TO DO: Identify the lines that contain the word "Desktop" and copy each one.

******************************

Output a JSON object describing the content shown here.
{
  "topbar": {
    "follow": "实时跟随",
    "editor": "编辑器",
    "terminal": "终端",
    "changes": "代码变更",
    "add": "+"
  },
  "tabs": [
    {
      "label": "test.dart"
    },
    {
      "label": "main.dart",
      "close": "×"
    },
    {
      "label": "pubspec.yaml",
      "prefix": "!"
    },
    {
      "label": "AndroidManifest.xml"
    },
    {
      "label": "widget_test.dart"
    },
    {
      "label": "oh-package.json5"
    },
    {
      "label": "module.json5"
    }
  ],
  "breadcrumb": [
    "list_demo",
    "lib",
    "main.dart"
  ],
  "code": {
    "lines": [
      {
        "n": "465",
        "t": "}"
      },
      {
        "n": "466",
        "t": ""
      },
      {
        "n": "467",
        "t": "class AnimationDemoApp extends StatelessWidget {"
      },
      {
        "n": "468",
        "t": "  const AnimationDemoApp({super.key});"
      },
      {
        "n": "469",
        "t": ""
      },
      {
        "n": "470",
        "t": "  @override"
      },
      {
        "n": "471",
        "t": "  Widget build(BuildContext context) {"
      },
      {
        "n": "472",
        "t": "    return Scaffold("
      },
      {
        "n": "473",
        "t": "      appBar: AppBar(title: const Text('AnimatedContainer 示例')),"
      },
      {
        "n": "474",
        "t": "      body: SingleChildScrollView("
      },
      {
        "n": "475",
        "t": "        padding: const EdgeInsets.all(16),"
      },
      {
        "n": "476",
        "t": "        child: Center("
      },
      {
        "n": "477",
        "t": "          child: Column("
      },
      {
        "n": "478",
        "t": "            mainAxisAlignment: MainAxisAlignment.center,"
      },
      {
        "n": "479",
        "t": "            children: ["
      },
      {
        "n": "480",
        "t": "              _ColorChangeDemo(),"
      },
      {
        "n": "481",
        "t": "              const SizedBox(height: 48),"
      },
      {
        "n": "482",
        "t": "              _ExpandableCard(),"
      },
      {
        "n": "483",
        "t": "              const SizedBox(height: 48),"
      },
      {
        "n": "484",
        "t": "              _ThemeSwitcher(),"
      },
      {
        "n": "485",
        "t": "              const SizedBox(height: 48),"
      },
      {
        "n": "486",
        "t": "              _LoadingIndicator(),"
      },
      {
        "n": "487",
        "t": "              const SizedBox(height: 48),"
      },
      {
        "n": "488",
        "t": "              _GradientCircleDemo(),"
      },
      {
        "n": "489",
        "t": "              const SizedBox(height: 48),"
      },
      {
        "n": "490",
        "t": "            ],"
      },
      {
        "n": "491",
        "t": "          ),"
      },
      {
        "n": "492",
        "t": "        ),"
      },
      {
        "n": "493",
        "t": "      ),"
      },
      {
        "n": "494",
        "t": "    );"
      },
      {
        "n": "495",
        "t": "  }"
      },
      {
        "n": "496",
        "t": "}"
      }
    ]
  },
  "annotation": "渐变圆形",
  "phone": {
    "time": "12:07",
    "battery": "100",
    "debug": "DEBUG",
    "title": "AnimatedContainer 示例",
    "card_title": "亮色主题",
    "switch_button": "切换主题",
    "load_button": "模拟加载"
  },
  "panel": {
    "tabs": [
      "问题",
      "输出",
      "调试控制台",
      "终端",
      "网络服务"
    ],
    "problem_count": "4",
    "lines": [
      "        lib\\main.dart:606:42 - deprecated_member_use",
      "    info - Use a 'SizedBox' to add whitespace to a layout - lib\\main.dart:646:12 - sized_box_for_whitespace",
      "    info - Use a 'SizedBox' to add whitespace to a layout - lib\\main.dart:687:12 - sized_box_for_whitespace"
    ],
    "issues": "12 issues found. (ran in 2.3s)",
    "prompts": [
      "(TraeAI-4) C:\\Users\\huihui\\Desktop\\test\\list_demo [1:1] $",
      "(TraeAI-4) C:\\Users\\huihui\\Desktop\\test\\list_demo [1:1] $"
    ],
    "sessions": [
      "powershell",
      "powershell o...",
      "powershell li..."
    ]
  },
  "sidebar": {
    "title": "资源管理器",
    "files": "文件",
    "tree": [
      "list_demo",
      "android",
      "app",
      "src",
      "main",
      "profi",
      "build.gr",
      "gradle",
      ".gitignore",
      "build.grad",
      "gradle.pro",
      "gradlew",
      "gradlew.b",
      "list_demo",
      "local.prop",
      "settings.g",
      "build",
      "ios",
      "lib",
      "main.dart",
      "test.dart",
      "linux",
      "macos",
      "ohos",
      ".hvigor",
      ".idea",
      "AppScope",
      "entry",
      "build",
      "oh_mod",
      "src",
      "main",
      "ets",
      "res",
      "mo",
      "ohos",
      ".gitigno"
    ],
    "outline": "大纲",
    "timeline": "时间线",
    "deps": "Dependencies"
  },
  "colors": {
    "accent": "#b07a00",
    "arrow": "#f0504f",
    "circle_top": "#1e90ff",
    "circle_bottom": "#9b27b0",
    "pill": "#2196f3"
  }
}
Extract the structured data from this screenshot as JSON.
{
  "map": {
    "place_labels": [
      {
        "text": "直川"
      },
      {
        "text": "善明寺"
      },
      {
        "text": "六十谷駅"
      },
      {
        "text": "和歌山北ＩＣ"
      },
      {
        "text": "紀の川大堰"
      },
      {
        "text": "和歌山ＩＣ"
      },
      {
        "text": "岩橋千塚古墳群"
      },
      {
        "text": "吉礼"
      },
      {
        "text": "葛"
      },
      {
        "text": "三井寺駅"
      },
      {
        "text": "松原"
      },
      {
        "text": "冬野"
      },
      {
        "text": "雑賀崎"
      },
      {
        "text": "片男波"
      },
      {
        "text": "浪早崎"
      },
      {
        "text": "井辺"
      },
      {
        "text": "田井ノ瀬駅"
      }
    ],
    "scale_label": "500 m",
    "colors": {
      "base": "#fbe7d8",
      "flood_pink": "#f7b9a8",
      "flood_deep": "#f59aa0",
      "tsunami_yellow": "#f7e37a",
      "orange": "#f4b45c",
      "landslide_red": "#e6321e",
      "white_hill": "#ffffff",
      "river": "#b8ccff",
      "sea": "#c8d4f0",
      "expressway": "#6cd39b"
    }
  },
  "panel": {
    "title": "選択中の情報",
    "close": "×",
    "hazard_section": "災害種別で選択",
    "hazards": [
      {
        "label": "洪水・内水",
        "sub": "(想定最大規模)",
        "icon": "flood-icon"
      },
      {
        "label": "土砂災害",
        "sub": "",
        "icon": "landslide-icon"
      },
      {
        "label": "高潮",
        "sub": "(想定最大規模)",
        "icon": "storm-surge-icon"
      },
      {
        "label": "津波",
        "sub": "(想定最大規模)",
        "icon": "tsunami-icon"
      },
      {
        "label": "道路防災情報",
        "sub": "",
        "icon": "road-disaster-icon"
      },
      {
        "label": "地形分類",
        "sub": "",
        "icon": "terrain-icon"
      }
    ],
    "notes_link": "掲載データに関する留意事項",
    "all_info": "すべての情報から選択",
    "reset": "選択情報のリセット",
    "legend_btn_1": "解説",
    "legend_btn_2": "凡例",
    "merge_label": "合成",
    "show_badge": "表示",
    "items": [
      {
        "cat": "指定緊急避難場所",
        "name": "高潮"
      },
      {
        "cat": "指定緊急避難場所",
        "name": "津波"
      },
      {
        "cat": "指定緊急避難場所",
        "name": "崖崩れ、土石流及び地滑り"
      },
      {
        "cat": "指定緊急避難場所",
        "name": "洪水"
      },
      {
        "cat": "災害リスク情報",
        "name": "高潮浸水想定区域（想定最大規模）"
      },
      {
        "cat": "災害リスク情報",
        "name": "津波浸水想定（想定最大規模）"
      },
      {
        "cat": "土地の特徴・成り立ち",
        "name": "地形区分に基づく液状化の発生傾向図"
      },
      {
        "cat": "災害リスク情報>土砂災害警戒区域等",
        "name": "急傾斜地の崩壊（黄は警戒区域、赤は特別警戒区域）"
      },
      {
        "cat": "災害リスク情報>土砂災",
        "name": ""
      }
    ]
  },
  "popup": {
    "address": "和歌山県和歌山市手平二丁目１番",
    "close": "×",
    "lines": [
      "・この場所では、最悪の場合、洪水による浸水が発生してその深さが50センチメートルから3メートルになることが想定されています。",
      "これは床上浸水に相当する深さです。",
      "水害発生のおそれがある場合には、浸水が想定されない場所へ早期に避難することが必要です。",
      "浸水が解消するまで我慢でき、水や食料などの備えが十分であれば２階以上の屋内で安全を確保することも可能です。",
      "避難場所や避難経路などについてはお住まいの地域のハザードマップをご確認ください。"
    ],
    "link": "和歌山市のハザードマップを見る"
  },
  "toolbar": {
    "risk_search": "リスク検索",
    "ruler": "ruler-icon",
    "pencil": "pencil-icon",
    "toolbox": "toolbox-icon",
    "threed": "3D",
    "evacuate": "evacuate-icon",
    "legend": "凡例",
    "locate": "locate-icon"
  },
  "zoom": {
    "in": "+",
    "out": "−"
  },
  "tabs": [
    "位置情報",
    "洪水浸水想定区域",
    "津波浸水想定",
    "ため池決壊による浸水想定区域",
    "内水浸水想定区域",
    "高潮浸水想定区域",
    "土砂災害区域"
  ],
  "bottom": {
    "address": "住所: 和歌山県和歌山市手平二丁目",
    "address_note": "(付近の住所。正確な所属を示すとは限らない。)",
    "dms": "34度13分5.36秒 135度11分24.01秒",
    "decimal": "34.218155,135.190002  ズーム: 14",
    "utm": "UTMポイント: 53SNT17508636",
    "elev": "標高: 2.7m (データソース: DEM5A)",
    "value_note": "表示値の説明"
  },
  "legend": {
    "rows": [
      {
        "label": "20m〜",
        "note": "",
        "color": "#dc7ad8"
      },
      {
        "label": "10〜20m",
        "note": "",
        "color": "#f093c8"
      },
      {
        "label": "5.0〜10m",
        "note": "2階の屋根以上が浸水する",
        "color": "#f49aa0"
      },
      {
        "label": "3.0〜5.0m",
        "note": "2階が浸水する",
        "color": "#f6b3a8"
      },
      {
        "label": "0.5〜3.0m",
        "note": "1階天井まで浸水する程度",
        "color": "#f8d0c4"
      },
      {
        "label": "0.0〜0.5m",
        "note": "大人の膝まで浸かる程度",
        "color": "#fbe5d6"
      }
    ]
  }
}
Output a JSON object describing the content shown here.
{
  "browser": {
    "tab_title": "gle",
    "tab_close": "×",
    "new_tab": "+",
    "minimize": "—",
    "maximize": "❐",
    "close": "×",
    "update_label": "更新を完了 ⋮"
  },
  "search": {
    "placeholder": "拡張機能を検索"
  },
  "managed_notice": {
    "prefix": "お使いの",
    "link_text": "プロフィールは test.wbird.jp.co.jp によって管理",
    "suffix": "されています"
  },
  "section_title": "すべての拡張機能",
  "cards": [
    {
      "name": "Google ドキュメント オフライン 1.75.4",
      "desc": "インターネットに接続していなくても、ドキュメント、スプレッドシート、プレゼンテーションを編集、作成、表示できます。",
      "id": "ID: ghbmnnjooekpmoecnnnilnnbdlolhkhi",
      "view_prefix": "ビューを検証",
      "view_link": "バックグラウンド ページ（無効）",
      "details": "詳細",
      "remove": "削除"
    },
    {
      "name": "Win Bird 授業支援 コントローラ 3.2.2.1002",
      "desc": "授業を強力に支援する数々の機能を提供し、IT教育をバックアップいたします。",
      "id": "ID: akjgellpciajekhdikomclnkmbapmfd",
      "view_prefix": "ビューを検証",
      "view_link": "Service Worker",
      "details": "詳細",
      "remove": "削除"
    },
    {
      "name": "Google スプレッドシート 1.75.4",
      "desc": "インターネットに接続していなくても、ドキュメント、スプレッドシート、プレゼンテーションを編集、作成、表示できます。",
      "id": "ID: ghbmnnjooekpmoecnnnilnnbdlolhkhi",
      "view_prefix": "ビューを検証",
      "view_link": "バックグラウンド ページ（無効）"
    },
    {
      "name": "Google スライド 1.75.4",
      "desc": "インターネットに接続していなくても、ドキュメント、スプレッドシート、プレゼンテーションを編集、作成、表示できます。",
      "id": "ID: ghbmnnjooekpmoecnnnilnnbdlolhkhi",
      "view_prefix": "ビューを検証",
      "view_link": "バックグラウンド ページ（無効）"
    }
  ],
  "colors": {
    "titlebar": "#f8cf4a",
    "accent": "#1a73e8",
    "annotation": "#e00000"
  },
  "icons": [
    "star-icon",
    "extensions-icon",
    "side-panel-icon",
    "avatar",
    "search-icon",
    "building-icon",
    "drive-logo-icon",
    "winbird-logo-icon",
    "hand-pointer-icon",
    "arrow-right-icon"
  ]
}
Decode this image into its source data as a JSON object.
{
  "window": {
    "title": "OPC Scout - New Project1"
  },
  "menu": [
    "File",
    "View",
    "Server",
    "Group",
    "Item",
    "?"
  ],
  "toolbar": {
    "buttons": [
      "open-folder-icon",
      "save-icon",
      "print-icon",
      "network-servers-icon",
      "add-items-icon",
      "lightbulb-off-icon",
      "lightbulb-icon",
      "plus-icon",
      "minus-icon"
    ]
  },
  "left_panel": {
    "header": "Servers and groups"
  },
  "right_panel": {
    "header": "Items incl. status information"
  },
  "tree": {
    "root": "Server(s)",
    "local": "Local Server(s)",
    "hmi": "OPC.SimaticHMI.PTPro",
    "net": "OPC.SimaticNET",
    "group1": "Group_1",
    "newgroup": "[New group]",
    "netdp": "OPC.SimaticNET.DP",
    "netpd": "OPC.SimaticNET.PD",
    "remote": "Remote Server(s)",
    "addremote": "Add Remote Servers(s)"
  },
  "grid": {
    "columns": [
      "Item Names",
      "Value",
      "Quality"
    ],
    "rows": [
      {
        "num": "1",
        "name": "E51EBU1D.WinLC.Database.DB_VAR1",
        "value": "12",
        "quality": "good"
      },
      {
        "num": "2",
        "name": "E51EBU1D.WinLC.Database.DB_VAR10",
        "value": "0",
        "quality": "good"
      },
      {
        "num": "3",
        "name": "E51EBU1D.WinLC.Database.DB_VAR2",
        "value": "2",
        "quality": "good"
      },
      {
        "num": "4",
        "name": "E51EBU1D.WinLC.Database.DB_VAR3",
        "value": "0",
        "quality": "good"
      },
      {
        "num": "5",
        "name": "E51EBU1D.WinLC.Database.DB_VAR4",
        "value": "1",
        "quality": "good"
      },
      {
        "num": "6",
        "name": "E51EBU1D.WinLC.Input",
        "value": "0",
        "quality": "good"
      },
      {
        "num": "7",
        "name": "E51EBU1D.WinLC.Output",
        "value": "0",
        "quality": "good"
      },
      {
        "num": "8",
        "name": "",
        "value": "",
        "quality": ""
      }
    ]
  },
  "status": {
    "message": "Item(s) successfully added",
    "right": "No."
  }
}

******************************

FINAL RESULT:
      "(TraeAI-4) C:\\Users\\huihui\\Desktop\\test\\list_demo [1:1] $",
      "(TraeAI-4) C:\\Users\\huihui\\Desktop\\test\\list_demo [1:1] $"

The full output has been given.